**WHAT THE TASK REQUIRES**
Find the lines with the string "name" and return them.
START EXCERPTED RECORDS
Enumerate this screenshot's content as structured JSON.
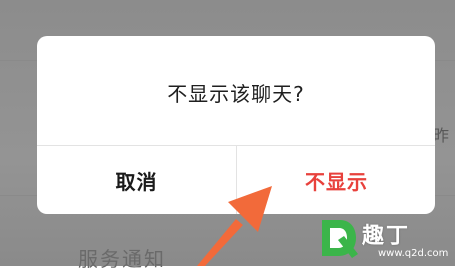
{
  "dialog": {
    "message": "不显示该聊天?",
    "cancel_label": "取消",
    "confirm_label": "不显示"
  },
  "background": {
    "right_fragment": "昨",
    "bottom_fragment": "服务通知"
  },
  "watermark": {
    "title": "趣丁",
    "url": "www.q2d.com",
    "logo_icon": "q2d-logo-icon"
  },
  "colors": {
    "confirm": "#e8413c",
    "arrow": "#f26a3a",
    "watermark_green": "#3bb54a"
  }
}
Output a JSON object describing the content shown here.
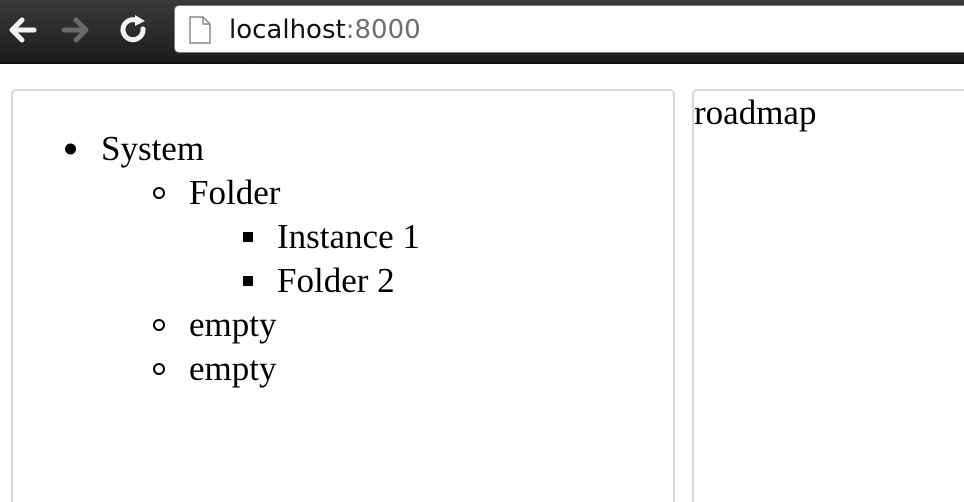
{
  "browser": {
    "url_host": "localhost",
    "url_port": ":8000",
    "icons": {
      "back": "back-arrow-icon",
      "forward": "forward-arrow-icon",
      "reload": "reload-icon",
      "page": "page-icon"
    }
  },
  "tree": {
    "root": "System",
    "folder": "Folder",
    "folder_children": [
      "Instance 1",
      "Folder 2"
    ],
    "siblings": [
      "empty",
      "empty"
    ]
  },
  "roadmap": {
    "label": "roadmap"
  }
}
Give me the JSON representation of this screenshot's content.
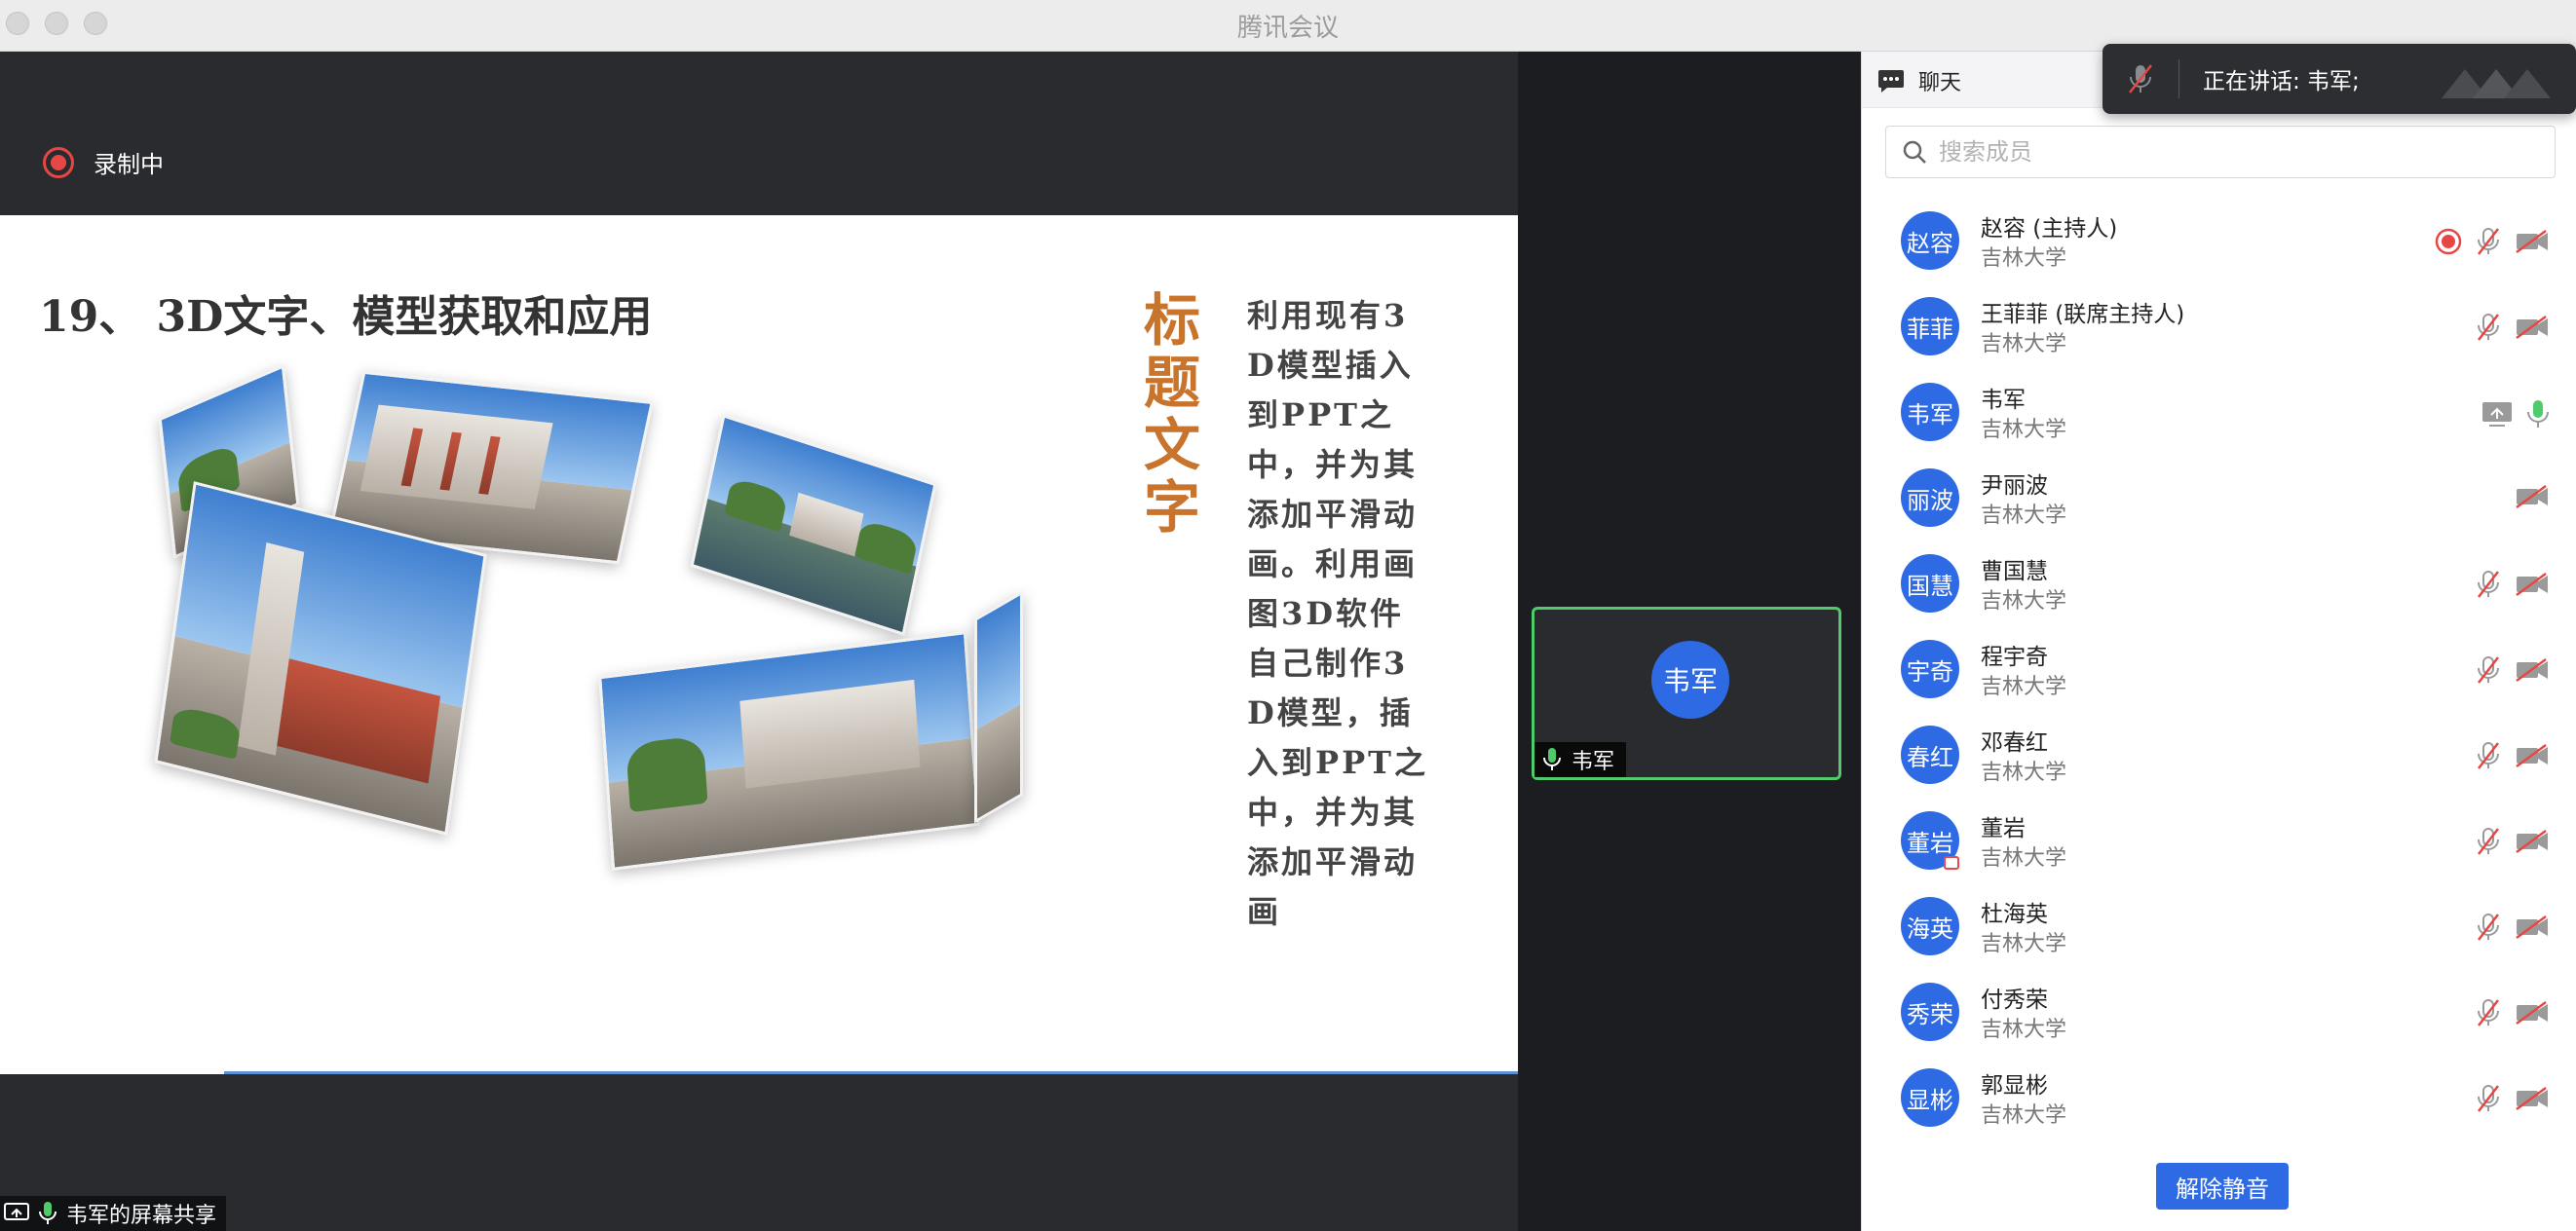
{
  "window": {
    "title": "腾讯会议"
  },
  "recording": {
    "label": "录制中",
    "status_color": "#e54844"
  },
  "slide": {
    "heading": "19、 3D文字、模型获取和应用",
    "vertical_title": "标题文字",
    "body": "利用现有3D模型插入到PPT之中，并为其添加平滑动画。利用画图3D软件自己制作3D模型，插入到PPT之中，并为其添加平滑动画"
  },
  "video_tile": {
    "avatar": "韦军",
    "name": "韦军",
    "border_color": "#4fcb6b"
  },
  "share_bar": {
    "label": "韦军的屏幕共享"
  },
  "panel": {
    "chat_tab": "聊天",
    "speaking_label": "正在讲话: 韦军;",
    "search_placeholder": "搜索成员",
    "accent_color": "#2f6ae5",
    "members": [
      {
        "avatar": "赵容",
        "name": "赵容 (主持人)",
        "org": "吉林大学",
        "icons": [
          "recording-icon",
          "mic-muted-icon",
          "video-off-icon"
        ]
      },
      {
        "avatar": "菲菲",
        "name": "王菲菲 (联席主持人)",
        "org": "吉林大学",
        "icons": [
          "mic-muted-icon",
          "video-off-icon"
        ]
      },
      {
        "avatar": "韦军",
        "name": "韦军",
        "org": "吉林大学",
        "icons": [
          "screen-share-icon",
          "mic-active-icon"
        ]
      },
      {
        "avatar": "丽波",
        "name": "尹丽波",
        "org": "吉林大学",
        "icons": [
          "video-off-icon"
        ]
      },
      {
        "avatar": "国慧",
        "name": "曹国慧",
        "org": "吉林大学",
        "icons": [
          "mic-muted-icon",
          "video-off-icon"
        ]
      },
      {
        "avatar": "宇奇",
        "name": "程宇奇",
        "org": "吉林大学",
        "icons": [
          "mic-muted-icon",
          "video-off-icon"
        ]
      },
      {
        "avatar": "春红",
        "name": "邓春红",
        "org": "吉林大学",
        "icons": [
          "mic-muted-icon",
          "video-off-icon"
        ]
      },
      {
        "avatar": "董岩",
        "name": "董岩",
        "org": "吉林大学",
        "icons": [
          "mic-muted-icon",
          "video-off-icon"
        ]
      },
      {
        "avatar": "海英",
        "name": "杜海英",
        "org": "吉林大学",
        "icons": [
          "mic-muted-icon",
          "video-off-icon"
        ]
      },
      {
        "avatar": "秀荣",
        "name": "付秀荣",
        "org": "吉林大学",
        "icons": [
          "mic-muted-icon",
          "video-off-icon"
        ]
      },
      {
        "avatar": "显彬",
        "name": "郭显彬",
        "org": "吉林大学",
        "icons": [
          "mic-muted-icon",
          "video-off-icon"
        ]
      }
    ],
    "unmute_button": "解除静音"
  }
}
END EXCERPTED RECORDS
**CORRECT RESULT**
    "name": "韦军",
        "name": "赵容 (主持人)",
        "name": "王菲菲 (联席主持人)",
        "name": "韦军",
        "name": "尹丽波",
        "name": "曹国慧",
        "name": "程宇奇",
        "name": "邓春红",
        "name": "董岩",
        "name": "杜海英",
        "name": "付秀荣",
        "name": "郭显彬",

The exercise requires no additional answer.